Work instructions
Each line that holds the word "background" counts once. Give the total number of such lines and nothing else.

# # # # #

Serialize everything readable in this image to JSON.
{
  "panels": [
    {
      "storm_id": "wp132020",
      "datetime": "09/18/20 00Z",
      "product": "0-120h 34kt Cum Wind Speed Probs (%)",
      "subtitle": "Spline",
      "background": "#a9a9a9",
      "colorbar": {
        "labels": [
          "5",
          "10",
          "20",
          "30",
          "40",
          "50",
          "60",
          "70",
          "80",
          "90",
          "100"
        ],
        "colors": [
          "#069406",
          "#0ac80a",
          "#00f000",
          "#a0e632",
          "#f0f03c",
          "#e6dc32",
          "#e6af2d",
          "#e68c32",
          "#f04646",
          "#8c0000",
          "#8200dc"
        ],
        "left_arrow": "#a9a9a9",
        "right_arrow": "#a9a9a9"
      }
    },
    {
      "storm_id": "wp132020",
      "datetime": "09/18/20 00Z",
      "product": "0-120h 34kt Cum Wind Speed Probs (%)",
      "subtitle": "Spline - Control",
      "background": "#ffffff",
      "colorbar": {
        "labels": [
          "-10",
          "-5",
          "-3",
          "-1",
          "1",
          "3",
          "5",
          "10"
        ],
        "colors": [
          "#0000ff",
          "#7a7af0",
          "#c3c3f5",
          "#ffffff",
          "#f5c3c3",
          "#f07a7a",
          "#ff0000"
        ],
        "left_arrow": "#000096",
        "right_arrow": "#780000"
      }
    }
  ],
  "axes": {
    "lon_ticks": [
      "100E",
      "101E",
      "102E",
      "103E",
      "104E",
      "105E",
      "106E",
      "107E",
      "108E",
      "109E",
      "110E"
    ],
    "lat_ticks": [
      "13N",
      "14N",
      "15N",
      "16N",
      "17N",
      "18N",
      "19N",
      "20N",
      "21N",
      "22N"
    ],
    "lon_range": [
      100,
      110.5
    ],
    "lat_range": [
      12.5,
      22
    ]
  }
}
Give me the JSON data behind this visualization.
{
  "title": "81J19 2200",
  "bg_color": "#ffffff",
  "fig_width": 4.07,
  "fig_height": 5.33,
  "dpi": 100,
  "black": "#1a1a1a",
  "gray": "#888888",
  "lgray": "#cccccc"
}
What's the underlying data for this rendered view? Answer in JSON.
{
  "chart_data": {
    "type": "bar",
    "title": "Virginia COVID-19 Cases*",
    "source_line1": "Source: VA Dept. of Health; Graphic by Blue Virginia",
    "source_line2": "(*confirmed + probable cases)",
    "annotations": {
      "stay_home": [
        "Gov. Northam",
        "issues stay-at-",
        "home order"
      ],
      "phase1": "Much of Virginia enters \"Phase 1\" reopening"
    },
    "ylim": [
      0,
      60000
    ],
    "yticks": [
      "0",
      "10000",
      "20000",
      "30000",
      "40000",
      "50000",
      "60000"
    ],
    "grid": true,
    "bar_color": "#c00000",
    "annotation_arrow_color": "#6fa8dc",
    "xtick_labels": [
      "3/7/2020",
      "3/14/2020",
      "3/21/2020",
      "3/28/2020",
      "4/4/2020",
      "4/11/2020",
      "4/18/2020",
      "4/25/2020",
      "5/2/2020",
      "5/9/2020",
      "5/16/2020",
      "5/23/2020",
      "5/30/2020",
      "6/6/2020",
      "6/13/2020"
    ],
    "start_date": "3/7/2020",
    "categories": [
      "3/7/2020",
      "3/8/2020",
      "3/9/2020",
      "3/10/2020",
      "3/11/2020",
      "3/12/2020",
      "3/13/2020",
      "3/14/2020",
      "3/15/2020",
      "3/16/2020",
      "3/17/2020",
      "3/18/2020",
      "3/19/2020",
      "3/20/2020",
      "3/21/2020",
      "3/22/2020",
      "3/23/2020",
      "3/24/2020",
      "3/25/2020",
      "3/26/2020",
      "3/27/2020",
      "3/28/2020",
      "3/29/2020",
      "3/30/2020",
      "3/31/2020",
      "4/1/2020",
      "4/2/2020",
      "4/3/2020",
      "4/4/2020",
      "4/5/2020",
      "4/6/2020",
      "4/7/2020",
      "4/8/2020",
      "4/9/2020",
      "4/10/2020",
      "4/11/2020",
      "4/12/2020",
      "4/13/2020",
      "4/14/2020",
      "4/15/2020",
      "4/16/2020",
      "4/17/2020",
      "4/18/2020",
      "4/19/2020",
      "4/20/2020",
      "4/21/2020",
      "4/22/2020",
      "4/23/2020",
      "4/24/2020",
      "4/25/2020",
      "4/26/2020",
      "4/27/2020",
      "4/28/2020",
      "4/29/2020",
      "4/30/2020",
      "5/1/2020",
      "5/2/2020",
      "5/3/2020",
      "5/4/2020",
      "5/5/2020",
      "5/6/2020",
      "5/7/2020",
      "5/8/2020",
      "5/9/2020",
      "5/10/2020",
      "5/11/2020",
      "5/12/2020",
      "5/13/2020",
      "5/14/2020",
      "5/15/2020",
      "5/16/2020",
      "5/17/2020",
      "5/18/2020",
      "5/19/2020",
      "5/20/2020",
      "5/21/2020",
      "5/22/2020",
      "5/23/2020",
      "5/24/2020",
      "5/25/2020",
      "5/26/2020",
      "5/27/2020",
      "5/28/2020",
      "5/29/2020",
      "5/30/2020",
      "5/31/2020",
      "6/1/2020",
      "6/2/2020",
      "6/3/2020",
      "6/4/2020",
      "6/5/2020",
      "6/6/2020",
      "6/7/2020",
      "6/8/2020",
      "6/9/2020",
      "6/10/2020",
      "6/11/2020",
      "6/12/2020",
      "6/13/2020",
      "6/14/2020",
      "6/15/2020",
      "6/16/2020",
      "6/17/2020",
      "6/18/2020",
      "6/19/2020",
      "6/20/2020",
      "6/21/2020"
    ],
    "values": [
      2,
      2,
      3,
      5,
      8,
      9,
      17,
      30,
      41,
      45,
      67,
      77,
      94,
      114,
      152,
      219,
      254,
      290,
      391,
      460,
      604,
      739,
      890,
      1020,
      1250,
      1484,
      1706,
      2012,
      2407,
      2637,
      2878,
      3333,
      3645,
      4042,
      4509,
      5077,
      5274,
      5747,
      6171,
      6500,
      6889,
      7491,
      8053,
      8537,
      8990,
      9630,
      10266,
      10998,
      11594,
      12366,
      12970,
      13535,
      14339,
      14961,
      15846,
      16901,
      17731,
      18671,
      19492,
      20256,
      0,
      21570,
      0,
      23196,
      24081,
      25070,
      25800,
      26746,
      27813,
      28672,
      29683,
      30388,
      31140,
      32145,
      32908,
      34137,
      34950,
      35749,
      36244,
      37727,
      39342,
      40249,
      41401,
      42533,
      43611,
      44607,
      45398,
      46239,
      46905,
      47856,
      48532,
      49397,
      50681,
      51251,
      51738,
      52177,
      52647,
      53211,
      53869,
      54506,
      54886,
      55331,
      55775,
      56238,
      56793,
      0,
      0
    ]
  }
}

# # # # #

Correct response
2